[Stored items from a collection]
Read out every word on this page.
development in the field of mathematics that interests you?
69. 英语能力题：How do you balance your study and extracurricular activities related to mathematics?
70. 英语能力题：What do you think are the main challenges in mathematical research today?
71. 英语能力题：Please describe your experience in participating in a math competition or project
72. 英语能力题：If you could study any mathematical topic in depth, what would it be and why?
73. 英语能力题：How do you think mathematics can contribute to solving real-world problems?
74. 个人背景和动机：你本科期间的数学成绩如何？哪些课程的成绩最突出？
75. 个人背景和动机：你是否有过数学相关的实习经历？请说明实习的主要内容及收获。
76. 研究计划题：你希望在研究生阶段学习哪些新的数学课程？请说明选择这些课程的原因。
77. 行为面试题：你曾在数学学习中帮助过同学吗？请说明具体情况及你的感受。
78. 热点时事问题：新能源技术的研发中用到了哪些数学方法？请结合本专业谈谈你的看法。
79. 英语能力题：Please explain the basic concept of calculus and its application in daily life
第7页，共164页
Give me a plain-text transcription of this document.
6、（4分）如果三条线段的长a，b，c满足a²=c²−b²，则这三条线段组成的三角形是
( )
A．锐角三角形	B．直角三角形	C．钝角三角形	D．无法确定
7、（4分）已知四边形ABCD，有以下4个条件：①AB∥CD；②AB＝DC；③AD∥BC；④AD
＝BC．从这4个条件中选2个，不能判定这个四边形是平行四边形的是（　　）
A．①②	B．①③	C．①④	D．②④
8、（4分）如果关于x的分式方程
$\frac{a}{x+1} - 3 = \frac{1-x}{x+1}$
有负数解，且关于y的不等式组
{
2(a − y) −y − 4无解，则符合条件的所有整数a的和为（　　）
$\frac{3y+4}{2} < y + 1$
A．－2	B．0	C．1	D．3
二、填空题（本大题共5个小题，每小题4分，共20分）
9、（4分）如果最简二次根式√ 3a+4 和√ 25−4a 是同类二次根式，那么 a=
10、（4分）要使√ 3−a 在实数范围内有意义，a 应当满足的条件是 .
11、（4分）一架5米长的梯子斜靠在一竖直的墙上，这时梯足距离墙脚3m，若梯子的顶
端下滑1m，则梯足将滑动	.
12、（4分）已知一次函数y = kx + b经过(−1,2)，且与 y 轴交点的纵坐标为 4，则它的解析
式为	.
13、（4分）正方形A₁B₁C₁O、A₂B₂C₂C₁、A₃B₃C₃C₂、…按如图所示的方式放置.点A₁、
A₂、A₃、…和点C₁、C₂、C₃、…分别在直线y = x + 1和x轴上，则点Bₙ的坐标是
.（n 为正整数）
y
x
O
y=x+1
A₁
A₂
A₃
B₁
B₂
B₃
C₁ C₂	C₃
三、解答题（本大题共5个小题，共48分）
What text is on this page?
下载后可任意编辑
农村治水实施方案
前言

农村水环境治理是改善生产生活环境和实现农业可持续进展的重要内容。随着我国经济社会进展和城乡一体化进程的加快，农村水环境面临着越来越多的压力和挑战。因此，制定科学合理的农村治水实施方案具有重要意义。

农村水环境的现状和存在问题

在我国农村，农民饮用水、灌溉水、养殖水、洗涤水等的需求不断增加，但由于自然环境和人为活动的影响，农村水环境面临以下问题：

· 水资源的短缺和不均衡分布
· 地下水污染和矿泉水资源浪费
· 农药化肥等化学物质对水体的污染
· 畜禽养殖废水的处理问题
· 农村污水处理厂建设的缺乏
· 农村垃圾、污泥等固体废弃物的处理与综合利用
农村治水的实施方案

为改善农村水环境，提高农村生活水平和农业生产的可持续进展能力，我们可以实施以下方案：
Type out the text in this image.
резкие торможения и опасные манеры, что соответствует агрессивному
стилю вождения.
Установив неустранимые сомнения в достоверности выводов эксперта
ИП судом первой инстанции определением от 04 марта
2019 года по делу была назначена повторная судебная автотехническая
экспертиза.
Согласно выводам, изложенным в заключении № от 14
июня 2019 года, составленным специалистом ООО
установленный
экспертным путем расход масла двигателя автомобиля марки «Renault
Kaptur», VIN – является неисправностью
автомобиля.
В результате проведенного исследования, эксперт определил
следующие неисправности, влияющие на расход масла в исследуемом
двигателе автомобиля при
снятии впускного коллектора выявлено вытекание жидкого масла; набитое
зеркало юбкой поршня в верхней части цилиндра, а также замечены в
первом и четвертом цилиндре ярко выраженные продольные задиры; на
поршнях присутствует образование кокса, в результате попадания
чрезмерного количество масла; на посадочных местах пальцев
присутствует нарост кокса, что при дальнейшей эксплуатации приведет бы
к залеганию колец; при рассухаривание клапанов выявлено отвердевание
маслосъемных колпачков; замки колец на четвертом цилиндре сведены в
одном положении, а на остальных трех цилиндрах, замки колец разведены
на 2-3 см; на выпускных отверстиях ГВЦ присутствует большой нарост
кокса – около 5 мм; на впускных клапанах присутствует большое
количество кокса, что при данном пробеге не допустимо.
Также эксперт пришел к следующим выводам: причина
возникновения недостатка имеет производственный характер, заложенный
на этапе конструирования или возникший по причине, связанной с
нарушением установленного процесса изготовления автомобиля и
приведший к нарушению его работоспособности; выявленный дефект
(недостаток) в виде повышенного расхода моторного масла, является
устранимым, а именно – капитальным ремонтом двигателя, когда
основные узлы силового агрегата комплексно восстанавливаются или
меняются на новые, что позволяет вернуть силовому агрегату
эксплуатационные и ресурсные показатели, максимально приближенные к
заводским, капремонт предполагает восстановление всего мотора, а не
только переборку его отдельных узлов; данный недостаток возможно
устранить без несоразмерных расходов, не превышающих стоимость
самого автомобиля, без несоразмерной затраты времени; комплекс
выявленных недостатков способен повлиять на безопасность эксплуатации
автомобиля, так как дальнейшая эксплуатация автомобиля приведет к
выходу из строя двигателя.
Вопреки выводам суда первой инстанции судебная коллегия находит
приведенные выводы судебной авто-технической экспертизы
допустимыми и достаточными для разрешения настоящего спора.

* Challenge: Locate the lines above that contain "масла" and copy them.

* Output for this task:
экспертным путем расход масла двигателя автомобиля марки «Renault
следующие неисправности, влияющие на расход масла в исследуемом
снятии впускного коллектора выявлено вытекание жидкого масла; набитое
чрезмерного количество масла; на посадочных местах пальцев
(недостаток) в виде повышенного расхода моторного масла, является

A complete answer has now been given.